What to produce |
Repeat, exactly and in full, the lines of the listing below, but without any pictures.

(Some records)

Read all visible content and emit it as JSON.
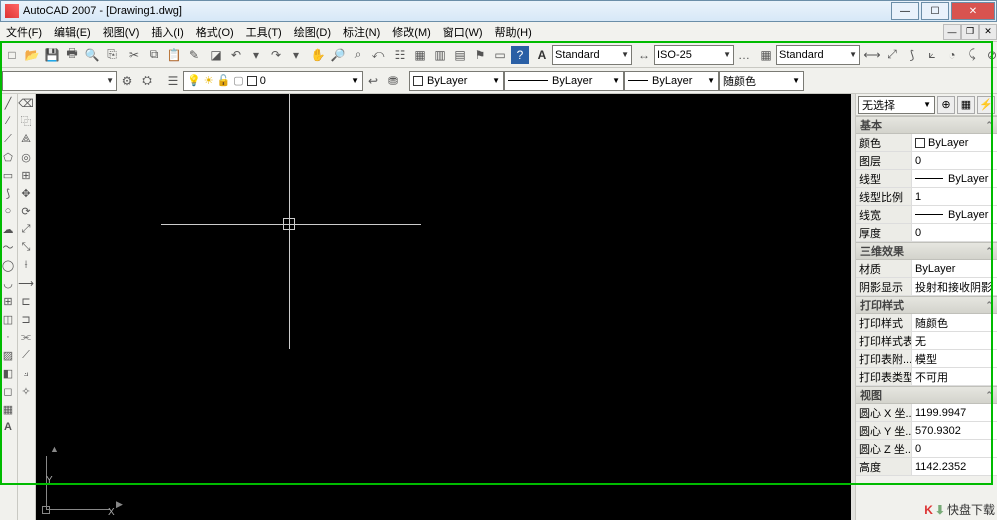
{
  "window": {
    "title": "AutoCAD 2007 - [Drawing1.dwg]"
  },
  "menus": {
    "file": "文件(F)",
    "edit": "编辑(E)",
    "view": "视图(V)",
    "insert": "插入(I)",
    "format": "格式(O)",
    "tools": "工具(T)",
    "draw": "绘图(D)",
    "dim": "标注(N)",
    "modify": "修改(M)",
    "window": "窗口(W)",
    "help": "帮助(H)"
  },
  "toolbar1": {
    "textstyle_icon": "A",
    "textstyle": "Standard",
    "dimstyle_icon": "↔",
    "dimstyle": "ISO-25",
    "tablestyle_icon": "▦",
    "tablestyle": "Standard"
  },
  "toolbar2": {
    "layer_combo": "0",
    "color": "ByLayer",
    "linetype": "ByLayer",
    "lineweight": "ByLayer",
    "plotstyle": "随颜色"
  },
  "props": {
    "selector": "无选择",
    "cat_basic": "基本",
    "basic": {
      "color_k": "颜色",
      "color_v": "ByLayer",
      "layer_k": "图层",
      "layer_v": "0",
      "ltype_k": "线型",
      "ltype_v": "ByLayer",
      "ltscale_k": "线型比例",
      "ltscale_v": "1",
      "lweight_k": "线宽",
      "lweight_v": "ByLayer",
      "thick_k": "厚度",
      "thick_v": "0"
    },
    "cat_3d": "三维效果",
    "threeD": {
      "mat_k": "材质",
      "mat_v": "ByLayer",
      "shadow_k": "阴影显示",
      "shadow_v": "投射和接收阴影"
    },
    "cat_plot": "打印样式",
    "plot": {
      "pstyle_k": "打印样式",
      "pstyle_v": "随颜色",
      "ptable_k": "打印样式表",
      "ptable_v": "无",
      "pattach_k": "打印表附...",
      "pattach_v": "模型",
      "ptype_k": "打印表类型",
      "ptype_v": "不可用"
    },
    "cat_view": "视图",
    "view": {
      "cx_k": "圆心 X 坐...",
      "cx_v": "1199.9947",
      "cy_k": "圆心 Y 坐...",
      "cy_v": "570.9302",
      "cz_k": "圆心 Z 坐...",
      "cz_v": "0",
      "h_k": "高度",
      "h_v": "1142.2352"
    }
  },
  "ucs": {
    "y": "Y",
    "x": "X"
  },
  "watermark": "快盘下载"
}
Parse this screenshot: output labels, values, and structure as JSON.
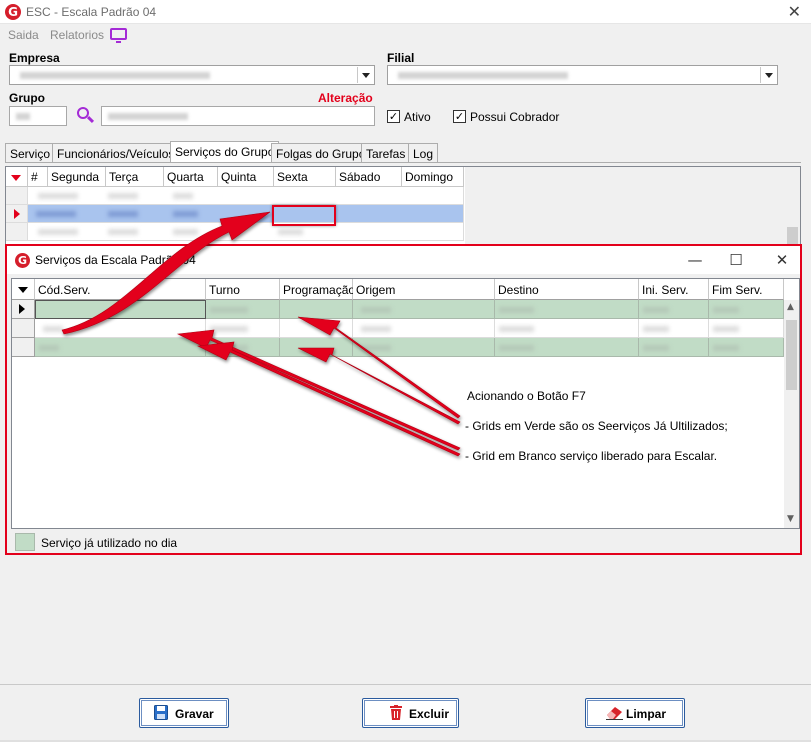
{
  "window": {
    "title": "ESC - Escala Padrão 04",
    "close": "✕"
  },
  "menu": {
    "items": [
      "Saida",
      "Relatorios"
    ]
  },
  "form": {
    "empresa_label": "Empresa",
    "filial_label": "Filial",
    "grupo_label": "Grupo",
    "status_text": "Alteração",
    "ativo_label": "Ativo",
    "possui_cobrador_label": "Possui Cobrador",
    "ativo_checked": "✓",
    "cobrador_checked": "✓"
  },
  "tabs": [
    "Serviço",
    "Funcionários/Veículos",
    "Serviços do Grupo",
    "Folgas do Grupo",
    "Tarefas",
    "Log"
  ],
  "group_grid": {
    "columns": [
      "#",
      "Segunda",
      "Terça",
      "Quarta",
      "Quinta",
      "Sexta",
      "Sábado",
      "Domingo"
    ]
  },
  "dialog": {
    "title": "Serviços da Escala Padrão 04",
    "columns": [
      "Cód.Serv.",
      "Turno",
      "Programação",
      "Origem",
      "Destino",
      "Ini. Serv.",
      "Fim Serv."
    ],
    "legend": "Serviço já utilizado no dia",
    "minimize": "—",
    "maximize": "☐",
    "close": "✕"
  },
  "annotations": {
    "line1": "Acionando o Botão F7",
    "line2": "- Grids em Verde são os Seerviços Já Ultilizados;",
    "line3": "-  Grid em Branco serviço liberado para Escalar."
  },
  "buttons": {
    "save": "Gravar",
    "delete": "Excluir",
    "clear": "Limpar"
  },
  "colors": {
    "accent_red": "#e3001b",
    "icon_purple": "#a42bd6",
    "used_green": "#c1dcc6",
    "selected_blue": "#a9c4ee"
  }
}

Final result |
Read all visible content and emit it as JSON.
{
  "window": {
    "title": "AutoCAD 2007 - [Drawing1.dwg]"
  },
  "menus": {
    "file": "文件(F)",
    "edit": "编辑(E)",
    "view": "视图(V)",
    "insert": "插入(I)",
    "format": "格式(O)",
    "tools": "工具(T)",
    "draw": "绘图(D)",
    "dim": "标注(N)",
    "modify": "修改(M)",
    "window": "窗口(W)",
    "help": "帮助(H)"
  },
  "toolbar1": {
    "textstyle_icon": "A",
    "textstyle": "Standard",
    "dimstyle_icon": "↔",
    "dimstyle": "ISO-25",
    "tablestyle_icon": "▦",
    "tablestyle": "Standard"
  },
  "toolbar2": {
    "layer_combo": "0",
    "color": "ByLayer",
    "linetype": "ByLayer",
    "lineweight": "ByLayer",
    "plotstyle": "随颜色"
  },
  "props": {
    "selector": "无选择",
    "cat_basic": "基本",
    "basic": {
      "color_k": "颜色",
      "color_v": "ByLayer",
      "layer_k": "图层",
      "layer_v": "0",
      "ltype_k": "线型",
      "ltype_v": "ByLayer",
      "ltscale_k": "线型比例",
      "ltscale_v": "1",
      "lweight_k": "线宽",
      "lweight_v": "ByLayer",
      "thick_k": "厚度",
      "thick_v": "0"
    },
    "cat_3d": "三维效果",
    "threeD": {
      "mat_k": "材质",
      "mat_v": "ByLayer",
      "shadow_k": "阴影显示",
      "shadow_v": "投射和接收阴影"
    },
    "cat_plot": "打印样式",
    "plot": {
      "pstyle_k": "打印样式",
      "pstyle_v": "随颜色",
      "ptable_k": "打印样式表",
      "ptable_v": "无",
      "pattach_k": "打印表附...",
      "pattach_v": "模型",
      "ptype_k": "打印表类型",
      "ptype_v": "不可用"
    },
    "cat_view": "视图",
    "view": {
      "cx_k": "圆心 X 坐...",
      "cx_v": "1199.9947",
      "cy_k": "圆心 Y 坐...",
      "cy_v": "570.9302",
      "cz_k": "圆心 Z 坐...",
      "cz_v": "0",
      "h_k": "高度",
      "h_v": "1142.2352"
    }
  },
  "ucs": {
    "y": "Y",
    "x": "X"
  },
  "watermark": "快盘下载"
}
Parse this screenshot: output labels, values, and structure as JSON.
{
  "window": {
    "title": "ESC - Escala Padrão 04",
    "close": "✕"
  },
  "menu": {
    "items": [
      "Saida",
      "Relatorios"
    ]
  },
  "form": {
    "empresa_label": "Empresa",
    "filial_label": "Filial",
    "grupo_label": "Grupo",
    "status_text": "Alteração",
    "ativo_label": "Ativo",
    "possui_cobrador_label": "Possui Cobrador",
    "ativo_checked": "✓",
    "cobrador_checked": "✓"
  },
  "tabs": [
    "Serviço",
    "Funcionários/Veículos",
    "Serviços do Grupo",
    "Folgas do Grupo",
    "Tarefas",
    "Log"
  ],
  "group_grid": {
    "columns": [
      "#",
      "Segunda",
      "Terça",
      "Quarta",
      "Quinta",
      "Sexta",
      "Sábado",
      "Domingo"
    ]
  },
  "dialog": {
    "title": "Serviços da Escala Padrão 04",
    "columns": [
      "Cód.Serv.",
      "Turno",
      "Programação",
      "Origem",
      "Destino",
      "Ini. Serv.",
      "Fim Serv."
    ],
    "legend": "Serviço já utilizado no dia",
    "minimize": "—",
    "maximize": "☐",
    "close": "✕"
  },
  "annotations": {
    "line1": "Acionando o Botão F7",
    "line2": "- Grids em Verde são os Seerviços Já Ultilizados;",
    "line3": "-  Grid em Branco serviço liberado para Escalar."
  },
  "buttons": {
    "save": "Gravar",
    "delete": "Excluir",
    "clear": "Limpar"
  },
  "colors": {
    "accent_red": "#e3001b",
    "icon_purple": "#a42bd6",
    "used_green": "#c1dcc6",
    "selected_blue": "#a9c4ee"
  }
}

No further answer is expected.